◆ **Given request**
Wherever the word "functions" appears in a line, extract that line.

— Start of Extracted entries —

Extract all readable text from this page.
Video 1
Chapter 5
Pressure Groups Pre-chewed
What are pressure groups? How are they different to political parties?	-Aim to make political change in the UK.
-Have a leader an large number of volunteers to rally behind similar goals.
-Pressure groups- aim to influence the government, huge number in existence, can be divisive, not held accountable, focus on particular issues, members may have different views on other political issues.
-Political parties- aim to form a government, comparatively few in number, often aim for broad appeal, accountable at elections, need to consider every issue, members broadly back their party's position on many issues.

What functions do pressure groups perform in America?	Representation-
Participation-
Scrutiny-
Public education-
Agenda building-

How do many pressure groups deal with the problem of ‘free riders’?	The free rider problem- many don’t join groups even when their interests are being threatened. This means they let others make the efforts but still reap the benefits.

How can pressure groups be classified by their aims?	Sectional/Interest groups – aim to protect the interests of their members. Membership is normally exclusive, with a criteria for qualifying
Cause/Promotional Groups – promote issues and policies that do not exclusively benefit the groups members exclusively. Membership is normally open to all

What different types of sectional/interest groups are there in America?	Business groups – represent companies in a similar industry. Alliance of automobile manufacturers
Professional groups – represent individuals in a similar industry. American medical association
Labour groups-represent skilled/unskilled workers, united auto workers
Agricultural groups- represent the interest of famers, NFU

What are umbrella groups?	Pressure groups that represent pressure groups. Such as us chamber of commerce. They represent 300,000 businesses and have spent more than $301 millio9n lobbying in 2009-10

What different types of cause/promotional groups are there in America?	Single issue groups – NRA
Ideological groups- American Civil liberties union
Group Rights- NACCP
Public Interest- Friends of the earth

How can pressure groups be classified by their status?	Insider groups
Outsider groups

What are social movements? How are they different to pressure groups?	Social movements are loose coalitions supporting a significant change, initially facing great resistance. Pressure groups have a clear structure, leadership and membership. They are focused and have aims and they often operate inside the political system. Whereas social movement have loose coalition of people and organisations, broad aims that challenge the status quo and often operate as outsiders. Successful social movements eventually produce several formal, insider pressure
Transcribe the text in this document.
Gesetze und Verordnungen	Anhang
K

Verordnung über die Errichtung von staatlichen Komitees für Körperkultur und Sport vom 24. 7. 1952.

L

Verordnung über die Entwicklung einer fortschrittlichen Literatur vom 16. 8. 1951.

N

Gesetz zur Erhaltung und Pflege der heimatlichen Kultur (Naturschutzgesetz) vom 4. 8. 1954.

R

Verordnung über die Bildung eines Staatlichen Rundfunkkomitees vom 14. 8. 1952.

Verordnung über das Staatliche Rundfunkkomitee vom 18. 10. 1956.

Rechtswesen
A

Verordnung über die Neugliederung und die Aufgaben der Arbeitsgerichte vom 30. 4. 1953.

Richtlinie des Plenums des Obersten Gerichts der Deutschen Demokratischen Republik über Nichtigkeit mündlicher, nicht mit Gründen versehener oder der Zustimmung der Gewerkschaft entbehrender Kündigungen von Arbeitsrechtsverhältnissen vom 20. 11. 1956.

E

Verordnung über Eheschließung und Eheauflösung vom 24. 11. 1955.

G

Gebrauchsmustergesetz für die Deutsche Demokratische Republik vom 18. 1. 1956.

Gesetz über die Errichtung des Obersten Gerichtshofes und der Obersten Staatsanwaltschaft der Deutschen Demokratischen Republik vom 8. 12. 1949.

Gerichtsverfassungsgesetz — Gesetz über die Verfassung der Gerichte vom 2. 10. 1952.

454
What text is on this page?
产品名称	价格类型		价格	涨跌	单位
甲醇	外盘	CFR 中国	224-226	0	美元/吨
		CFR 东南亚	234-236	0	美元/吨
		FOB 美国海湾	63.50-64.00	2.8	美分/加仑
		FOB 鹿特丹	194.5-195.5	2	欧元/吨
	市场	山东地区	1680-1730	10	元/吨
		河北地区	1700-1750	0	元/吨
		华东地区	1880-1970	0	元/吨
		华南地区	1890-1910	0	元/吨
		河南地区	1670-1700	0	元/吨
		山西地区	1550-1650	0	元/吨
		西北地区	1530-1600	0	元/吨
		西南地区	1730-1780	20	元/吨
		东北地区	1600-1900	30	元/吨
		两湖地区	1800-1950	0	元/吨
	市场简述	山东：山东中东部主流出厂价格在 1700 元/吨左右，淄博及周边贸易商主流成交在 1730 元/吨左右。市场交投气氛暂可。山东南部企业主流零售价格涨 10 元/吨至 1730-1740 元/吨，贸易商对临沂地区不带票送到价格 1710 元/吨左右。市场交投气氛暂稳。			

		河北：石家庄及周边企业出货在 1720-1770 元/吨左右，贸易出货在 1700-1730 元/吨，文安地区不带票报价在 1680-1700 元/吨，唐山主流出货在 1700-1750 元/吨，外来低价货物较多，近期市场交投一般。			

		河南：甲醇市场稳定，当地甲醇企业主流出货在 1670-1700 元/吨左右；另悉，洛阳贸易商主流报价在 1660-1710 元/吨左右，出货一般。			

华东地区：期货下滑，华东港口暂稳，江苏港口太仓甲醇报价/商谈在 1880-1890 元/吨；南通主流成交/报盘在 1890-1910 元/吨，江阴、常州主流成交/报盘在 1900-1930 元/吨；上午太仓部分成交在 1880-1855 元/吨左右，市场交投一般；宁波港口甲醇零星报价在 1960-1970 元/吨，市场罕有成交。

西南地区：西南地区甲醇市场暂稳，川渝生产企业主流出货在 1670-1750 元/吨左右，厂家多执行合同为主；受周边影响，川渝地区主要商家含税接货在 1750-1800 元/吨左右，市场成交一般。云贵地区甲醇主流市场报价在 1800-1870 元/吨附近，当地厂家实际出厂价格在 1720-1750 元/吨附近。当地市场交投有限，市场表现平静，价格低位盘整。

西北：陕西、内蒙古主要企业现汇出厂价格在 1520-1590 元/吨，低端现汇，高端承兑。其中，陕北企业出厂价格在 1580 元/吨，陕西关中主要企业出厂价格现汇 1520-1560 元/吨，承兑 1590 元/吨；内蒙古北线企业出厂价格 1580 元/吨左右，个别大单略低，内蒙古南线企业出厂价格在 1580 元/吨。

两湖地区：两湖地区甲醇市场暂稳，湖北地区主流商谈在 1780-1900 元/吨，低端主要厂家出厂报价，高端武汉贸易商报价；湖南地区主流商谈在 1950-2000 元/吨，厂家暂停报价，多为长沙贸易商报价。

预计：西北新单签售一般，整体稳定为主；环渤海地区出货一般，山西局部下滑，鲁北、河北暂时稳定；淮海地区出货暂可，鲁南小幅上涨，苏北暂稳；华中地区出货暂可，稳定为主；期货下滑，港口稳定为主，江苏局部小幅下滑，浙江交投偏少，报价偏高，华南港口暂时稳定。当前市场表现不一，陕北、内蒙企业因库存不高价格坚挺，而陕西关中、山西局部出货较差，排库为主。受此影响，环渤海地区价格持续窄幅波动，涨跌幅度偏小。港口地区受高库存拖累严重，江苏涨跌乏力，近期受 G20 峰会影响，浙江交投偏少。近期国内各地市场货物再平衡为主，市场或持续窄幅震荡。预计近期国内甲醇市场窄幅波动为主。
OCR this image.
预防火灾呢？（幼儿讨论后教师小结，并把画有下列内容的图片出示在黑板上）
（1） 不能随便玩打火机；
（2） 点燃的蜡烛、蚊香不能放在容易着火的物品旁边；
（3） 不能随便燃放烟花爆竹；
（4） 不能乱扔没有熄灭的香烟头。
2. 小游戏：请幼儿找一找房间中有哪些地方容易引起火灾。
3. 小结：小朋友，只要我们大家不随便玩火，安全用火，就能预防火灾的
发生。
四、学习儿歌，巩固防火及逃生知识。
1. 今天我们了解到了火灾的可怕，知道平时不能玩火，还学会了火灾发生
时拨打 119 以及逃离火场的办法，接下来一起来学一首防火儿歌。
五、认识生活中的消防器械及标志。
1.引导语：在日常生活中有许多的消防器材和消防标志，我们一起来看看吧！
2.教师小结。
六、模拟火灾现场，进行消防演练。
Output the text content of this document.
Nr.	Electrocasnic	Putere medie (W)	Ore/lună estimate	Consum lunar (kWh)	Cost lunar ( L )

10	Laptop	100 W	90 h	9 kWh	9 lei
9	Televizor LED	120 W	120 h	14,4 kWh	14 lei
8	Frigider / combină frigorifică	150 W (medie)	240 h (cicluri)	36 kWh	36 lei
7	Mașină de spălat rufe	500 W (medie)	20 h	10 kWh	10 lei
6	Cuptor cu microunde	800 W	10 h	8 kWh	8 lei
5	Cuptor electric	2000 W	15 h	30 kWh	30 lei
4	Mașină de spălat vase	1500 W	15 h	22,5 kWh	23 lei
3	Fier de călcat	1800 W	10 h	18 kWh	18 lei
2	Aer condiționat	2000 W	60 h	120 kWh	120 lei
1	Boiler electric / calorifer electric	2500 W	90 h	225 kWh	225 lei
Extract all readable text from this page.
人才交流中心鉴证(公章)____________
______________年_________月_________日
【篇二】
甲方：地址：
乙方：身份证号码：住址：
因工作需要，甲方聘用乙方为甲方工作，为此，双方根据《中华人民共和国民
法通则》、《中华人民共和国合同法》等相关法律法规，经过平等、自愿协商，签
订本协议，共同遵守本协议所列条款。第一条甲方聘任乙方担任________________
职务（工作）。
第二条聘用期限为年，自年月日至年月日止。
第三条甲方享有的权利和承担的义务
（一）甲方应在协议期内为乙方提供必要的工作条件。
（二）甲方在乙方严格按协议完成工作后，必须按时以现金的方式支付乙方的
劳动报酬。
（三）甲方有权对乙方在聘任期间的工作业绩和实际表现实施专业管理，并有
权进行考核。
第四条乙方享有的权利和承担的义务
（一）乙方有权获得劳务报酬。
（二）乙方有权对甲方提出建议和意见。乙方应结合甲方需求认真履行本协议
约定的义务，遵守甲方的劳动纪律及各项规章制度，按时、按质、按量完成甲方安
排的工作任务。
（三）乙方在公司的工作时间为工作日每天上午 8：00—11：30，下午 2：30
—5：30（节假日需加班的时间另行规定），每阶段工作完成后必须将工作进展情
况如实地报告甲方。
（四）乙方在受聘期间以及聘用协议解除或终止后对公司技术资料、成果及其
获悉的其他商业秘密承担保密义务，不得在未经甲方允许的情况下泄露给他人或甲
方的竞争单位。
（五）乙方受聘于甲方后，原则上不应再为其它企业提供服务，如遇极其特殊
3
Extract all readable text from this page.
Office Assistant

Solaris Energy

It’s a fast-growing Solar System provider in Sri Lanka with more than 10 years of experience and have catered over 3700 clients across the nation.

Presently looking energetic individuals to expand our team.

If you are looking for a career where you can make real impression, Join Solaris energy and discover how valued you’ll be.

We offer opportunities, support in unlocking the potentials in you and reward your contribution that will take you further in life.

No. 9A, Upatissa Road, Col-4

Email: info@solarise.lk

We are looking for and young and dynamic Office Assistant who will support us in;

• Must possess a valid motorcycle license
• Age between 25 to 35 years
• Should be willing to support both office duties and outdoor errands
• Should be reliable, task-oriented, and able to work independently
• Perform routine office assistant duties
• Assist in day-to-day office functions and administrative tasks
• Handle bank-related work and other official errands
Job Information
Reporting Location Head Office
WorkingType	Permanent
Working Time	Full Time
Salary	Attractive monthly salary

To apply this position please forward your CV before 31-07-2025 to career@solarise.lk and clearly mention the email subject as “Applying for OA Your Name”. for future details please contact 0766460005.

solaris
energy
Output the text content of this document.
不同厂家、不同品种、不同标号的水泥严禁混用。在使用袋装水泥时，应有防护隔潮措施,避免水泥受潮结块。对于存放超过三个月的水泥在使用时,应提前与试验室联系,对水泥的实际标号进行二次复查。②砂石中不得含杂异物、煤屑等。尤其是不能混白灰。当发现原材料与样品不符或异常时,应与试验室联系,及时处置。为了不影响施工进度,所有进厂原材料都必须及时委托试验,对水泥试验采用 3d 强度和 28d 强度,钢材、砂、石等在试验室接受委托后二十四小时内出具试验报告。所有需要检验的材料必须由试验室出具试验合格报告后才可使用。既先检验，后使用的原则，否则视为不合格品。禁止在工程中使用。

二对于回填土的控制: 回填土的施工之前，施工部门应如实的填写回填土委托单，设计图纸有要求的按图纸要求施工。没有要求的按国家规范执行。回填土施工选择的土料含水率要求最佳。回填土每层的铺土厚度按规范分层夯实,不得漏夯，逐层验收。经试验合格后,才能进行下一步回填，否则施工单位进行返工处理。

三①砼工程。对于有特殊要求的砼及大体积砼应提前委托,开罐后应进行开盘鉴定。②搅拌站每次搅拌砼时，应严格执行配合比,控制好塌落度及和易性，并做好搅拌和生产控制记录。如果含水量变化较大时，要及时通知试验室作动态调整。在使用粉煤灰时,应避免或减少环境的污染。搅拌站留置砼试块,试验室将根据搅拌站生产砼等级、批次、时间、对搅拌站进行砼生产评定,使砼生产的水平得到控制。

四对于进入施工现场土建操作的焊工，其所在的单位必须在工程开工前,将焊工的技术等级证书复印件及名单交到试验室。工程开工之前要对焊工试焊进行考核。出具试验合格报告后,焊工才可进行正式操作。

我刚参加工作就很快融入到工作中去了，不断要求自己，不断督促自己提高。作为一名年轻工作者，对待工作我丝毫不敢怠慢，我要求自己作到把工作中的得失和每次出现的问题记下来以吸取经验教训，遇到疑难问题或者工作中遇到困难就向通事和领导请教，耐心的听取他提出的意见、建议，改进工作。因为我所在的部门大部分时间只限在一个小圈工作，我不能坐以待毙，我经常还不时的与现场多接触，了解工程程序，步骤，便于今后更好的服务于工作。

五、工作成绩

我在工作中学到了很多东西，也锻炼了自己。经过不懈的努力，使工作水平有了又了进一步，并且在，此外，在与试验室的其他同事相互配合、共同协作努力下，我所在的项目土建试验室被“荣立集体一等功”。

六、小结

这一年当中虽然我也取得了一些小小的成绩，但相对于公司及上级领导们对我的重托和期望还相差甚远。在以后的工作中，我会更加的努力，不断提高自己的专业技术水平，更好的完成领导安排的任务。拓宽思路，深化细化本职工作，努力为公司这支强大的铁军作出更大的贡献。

— End of Extracted entries —

◆ **Written solution**
What functions do pressure groups perform in America?	Representation-
• Assist in day-to-day office functions and administrative tasks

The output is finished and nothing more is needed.